Scientists have taken the most extensive snapshot ever of the vast microbial life on Earth.
By drawing on more than 27,000 samples of soil, tissue, and water from the Arctic to Antarctica, more than 300 scientists at scores of institutions worldwide have created the first reference database of bacteria inhabiting the planet. The findings were published Nov. 1 in the journal Nature.
The study is the latest result from the Earth Microbiome Project, which is led by a trio of scientists including Janet Jansson of the Department of Energy's Pacific Northwest National Laboratory and colleagues at the University of California San Diego, the University of Chicago and DOE's Argonne National Laboratory.
Microbes are tiny, but the goal of Jansson and her colleagues from the outset in 2010 was anything but: To sample as many of the Earth's microbial communities as possible to advance scientific understanding of microbes and their relationships with their environments, including plants, animals and humans. So far the project has spanned seven continents and 43 countries, with scientists analyzing more than 2 billion DNA sequences from bacteria and other microbes.
The team so far has identified around 300,000 unique sequences of the 16S rRNA gene, a genetic marker specific for bacteria and their relatives, archaea. The 16S rRNA sequences serve almost like barcodes — unique identifiers that allow researchers to track bacteria across samples from around the world.

### DIRECTIONS FOR THIS TASK
Copy out the section of the Earth Microbiome Project text that begins with the words "Microbes are tiny, but" and ends with "around the world.", and put "fingerprints" wherever "barcodes" occurs.

### SUPPLIED RECORDS
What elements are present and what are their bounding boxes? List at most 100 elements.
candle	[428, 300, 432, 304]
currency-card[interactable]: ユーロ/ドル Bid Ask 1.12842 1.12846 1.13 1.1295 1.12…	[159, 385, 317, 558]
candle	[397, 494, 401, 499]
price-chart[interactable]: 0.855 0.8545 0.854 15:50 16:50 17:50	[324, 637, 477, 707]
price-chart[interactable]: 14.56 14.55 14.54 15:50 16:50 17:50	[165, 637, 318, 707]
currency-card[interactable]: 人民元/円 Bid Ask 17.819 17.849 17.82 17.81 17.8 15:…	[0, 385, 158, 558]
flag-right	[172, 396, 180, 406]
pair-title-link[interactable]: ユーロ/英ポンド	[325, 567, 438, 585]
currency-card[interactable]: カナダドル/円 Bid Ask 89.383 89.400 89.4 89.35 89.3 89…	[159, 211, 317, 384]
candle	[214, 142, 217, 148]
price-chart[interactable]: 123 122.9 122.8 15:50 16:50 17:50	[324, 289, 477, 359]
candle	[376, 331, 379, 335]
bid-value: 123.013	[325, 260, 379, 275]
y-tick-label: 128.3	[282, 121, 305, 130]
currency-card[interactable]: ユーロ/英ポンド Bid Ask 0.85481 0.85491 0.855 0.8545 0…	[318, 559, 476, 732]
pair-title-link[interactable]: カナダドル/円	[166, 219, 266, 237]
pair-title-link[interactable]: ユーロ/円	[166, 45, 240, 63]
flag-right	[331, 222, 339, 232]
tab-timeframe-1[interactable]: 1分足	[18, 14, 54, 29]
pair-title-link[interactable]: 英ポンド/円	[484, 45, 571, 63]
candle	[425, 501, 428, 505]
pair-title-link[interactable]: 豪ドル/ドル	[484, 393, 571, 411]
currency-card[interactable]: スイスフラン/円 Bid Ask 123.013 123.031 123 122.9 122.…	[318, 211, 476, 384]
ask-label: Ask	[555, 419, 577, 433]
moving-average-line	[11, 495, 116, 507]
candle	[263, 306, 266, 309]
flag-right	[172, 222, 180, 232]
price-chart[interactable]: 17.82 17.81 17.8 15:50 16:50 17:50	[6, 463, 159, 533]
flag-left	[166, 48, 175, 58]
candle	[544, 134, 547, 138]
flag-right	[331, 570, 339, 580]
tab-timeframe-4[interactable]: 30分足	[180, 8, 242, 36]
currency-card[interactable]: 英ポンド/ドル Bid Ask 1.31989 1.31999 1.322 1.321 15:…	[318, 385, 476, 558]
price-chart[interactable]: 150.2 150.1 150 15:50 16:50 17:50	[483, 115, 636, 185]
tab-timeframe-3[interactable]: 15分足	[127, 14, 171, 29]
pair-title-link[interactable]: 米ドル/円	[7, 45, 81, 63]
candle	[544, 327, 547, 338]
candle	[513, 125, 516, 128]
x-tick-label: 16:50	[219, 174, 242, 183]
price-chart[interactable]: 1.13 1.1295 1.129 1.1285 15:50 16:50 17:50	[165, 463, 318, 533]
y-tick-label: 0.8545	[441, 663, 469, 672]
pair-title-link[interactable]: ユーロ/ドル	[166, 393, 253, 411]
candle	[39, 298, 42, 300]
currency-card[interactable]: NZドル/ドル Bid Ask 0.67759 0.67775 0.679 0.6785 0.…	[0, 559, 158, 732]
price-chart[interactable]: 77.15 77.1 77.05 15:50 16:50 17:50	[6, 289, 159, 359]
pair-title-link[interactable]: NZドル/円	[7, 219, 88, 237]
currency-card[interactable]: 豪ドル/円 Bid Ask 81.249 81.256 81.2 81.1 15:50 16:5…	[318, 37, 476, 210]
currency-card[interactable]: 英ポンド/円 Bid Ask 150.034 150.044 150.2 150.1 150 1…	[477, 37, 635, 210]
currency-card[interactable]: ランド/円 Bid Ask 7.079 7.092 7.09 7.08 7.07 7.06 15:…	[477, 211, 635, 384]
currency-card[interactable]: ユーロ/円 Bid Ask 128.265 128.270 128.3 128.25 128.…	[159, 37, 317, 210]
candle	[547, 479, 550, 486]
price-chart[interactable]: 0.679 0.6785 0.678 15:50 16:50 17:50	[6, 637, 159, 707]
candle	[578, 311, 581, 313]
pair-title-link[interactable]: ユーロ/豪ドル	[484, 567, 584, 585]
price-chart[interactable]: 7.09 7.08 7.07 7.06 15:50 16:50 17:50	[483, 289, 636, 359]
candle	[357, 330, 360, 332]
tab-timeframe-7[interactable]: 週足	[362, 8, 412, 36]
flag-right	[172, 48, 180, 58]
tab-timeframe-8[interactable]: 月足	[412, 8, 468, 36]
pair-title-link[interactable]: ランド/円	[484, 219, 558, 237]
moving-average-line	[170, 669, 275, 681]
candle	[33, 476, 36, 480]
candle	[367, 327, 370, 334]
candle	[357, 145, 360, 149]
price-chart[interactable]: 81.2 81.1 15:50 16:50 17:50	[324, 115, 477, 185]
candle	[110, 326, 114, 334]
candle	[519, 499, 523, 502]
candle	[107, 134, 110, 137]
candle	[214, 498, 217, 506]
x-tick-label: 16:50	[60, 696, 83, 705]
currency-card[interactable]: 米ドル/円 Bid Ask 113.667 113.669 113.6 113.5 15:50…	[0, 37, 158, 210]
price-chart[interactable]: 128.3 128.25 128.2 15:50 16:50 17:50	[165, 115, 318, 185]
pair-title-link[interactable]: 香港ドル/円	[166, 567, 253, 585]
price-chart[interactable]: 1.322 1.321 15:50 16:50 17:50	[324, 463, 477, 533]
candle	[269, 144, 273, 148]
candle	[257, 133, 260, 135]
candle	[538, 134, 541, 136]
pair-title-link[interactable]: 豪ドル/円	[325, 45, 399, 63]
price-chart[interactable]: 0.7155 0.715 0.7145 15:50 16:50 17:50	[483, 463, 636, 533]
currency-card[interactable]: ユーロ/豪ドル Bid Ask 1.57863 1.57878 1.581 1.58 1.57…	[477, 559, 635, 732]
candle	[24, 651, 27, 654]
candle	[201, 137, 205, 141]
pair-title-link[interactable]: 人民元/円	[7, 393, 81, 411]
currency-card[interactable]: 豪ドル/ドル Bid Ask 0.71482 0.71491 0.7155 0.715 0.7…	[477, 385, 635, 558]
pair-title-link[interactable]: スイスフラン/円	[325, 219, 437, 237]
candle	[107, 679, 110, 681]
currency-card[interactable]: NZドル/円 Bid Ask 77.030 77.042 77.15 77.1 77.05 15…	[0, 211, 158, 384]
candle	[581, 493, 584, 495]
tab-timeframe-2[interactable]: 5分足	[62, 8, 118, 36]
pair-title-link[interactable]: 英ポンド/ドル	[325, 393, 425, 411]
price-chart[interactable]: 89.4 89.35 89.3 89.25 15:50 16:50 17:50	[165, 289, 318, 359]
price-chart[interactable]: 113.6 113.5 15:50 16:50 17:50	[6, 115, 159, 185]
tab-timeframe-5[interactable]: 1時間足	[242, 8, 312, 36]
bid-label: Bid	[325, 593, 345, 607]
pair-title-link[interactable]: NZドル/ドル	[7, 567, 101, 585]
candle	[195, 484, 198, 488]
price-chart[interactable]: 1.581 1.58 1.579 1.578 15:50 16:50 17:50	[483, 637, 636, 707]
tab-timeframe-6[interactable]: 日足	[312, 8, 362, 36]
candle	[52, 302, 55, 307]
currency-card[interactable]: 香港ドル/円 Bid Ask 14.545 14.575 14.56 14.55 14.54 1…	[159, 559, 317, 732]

### RESPONSE FOR THIS EXERCISE
Microbes are tiny, but the goal of Jansson and her colleagues from the outset in 2010 was anything but: To sample as many of the Earth's microbial communities as possible to advance scientific understanding of microbes and their relationships with their environments, including plants, animals and humans. So far the project has spanned seven continents and 43 countries, with scientists analyzing more than 2 billion DNA sequences from bacteria and other microbes.
The team so far has identified around 300,000 unique sequences of the 16S rRNA gene, a genetic marker specific for bacteria and their relatives, archaea. The 16S rRNA sequences serve almost like fingerprints — unique identifiers that allow researchers to track bacteria across samples from around the world.